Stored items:
# # # #

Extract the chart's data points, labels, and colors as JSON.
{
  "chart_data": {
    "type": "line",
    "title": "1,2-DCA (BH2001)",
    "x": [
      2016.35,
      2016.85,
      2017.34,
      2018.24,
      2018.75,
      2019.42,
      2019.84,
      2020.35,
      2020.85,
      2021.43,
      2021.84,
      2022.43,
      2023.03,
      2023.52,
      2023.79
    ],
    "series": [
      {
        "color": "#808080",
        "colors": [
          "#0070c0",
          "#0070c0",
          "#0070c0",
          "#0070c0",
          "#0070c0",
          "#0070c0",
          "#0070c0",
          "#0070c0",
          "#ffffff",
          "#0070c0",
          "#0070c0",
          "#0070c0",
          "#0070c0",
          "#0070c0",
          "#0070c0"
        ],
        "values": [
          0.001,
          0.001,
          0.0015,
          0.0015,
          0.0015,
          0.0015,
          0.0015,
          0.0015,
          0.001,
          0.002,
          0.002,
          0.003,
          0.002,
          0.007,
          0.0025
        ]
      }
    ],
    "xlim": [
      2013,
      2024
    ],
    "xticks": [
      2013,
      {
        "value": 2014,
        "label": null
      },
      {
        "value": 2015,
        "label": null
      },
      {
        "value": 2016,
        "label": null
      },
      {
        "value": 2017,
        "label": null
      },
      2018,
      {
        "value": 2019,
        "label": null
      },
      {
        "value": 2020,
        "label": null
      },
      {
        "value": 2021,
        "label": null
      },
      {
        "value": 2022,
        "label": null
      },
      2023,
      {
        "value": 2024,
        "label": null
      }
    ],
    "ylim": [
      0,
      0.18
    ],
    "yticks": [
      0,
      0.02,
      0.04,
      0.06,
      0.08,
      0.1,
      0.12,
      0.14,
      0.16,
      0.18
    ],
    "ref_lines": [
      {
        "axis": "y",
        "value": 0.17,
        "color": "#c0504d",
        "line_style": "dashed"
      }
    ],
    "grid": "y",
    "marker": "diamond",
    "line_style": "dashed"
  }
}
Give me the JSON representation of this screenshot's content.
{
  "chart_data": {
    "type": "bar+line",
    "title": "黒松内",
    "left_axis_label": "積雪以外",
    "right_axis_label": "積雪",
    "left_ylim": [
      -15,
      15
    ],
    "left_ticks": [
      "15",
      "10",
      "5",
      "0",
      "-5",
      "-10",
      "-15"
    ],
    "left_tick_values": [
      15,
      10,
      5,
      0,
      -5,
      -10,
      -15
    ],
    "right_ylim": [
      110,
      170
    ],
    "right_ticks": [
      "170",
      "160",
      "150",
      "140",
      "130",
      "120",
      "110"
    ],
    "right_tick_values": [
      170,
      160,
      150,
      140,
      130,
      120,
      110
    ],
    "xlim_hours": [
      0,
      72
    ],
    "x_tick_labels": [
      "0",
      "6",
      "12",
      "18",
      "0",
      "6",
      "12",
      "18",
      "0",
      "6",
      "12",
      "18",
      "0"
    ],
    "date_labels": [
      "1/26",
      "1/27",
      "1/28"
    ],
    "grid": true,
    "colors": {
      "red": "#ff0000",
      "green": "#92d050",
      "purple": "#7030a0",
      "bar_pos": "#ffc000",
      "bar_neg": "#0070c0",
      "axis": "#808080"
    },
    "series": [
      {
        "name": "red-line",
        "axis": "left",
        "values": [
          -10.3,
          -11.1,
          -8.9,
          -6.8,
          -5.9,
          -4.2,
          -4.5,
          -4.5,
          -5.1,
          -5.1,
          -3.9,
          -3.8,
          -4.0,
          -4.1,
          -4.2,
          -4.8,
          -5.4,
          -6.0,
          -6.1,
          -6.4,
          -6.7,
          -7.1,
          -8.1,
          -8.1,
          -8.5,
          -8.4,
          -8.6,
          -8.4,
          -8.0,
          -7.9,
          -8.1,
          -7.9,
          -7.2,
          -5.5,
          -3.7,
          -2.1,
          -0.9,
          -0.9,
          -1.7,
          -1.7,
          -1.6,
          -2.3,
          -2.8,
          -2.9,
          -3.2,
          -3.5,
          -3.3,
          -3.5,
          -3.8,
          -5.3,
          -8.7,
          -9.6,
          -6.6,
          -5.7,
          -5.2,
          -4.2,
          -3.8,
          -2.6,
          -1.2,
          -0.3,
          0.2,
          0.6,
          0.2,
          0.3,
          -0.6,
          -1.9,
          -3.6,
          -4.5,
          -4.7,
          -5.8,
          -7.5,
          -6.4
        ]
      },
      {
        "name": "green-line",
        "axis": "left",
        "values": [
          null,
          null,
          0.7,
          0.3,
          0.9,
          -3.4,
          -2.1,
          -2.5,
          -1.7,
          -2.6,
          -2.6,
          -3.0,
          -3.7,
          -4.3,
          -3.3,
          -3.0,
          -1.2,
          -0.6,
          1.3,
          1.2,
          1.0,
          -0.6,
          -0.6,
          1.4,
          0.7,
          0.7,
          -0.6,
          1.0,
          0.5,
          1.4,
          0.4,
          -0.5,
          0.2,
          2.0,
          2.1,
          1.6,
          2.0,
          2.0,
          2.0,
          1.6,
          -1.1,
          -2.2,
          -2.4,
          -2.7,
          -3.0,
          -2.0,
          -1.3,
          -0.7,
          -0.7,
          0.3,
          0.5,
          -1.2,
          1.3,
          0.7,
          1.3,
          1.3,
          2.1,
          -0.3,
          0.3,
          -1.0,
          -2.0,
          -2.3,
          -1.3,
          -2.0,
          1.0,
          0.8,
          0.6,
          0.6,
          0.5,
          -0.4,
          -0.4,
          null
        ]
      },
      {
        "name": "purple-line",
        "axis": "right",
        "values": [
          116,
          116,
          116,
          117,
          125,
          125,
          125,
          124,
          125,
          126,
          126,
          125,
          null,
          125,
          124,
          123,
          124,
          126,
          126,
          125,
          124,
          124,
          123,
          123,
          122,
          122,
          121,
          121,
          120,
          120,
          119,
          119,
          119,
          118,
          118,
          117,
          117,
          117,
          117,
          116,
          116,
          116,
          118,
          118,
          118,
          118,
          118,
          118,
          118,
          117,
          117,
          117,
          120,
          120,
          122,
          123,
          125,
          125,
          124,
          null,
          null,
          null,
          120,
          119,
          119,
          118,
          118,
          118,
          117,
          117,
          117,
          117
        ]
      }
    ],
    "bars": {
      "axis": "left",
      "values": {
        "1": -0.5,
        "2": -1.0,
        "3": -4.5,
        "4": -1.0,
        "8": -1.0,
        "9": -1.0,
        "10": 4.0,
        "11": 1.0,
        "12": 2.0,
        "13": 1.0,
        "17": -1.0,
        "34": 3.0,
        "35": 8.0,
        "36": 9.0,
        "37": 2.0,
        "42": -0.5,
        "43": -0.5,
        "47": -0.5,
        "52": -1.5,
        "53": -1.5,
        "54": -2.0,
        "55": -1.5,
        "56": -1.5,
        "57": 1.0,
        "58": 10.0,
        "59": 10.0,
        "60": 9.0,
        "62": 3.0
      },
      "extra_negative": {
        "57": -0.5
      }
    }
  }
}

# # # #

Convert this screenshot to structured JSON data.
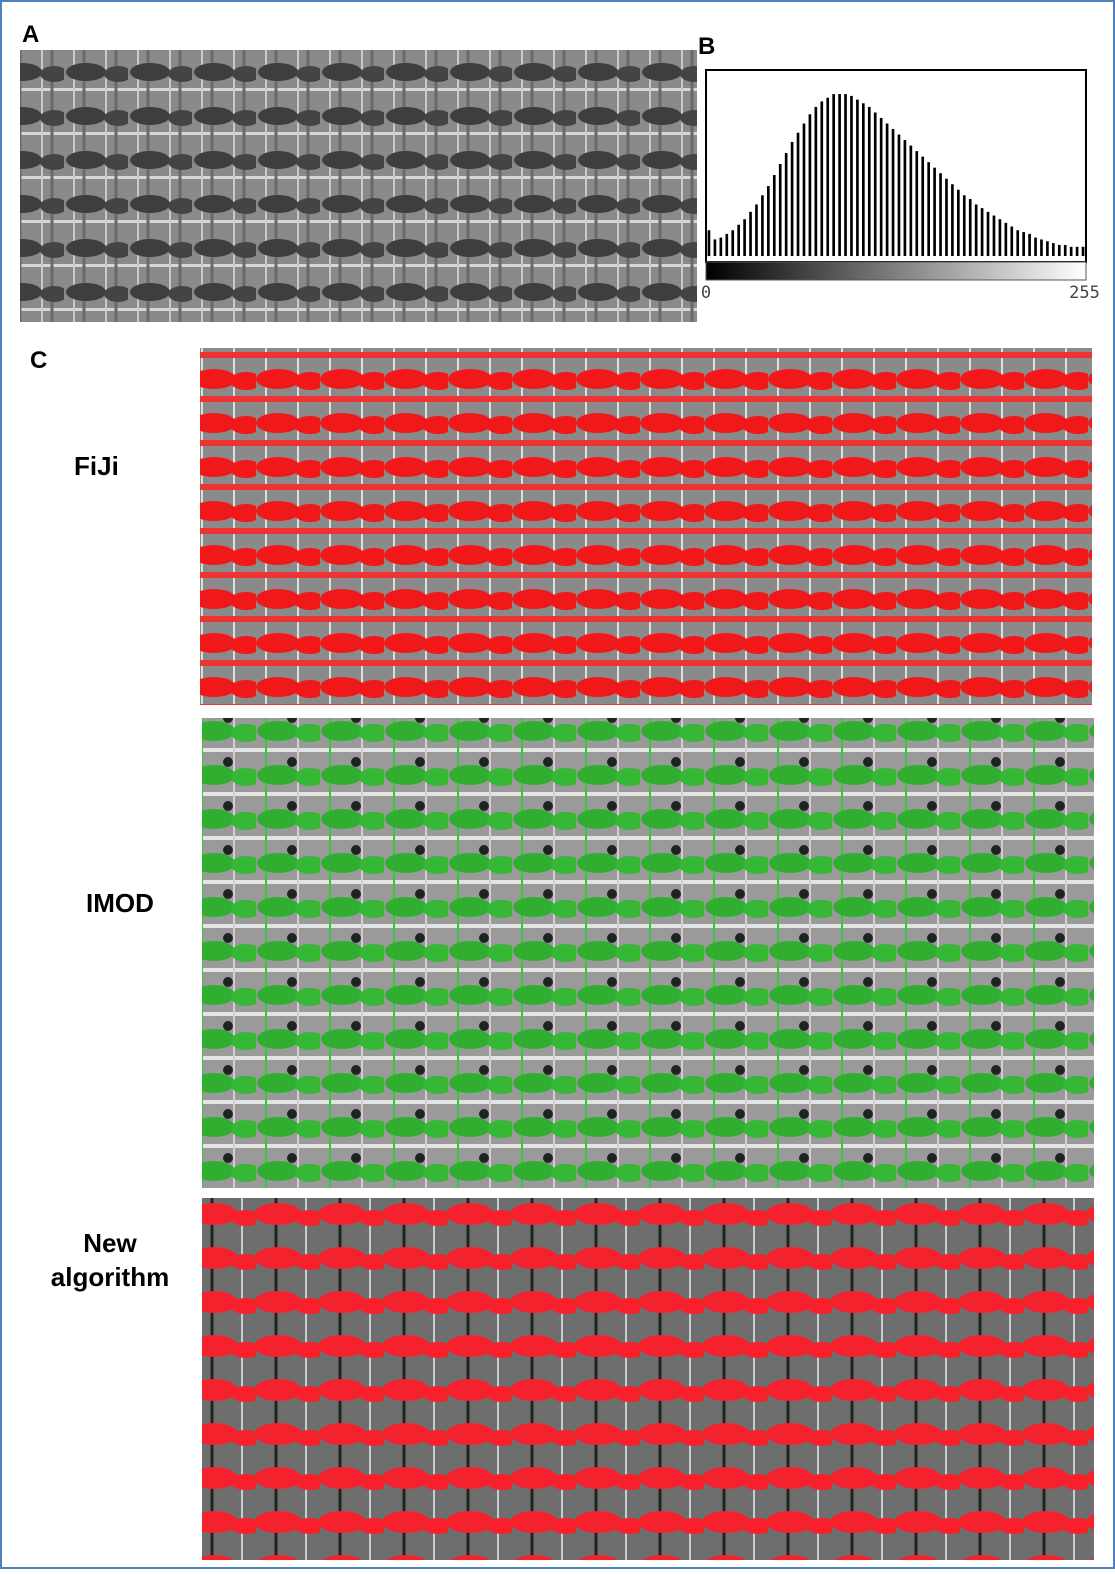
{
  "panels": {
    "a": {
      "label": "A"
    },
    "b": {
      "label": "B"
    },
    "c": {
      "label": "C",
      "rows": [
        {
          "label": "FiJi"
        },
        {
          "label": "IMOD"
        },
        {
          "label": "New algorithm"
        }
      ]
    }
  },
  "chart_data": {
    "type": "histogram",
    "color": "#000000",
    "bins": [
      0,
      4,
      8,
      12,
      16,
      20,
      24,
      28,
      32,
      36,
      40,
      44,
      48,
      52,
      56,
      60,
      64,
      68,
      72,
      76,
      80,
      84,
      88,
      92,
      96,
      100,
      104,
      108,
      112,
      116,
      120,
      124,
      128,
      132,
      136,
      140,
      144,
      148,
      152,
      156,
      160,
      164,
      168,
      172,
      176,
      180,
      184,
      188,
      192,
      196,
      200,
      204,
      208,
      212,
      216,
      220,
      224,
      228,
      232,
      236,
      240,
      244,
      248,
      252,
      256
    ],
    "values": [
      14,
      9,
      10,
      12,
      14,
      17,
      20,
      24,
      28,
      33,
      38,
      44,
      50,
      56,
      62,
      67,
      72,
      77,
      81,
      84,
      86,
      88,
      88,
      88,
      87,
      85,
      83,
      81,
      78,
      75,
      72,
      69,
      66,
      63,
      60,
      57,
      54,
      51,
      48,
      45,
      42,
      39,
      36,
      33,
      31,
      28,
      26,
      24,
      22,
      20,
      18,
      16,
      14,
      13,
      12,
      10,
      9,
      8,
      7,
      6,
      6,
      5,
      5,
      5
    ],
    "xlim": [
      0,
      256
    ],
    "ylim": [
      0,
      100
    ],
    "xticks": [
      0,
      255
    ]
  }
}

# # # #

[TASK DETAILS]: Please list every line of the records that contains "dashed".

[FULL ANSWER]:
        "line_style": "dashed"
    "line_style": "dashed"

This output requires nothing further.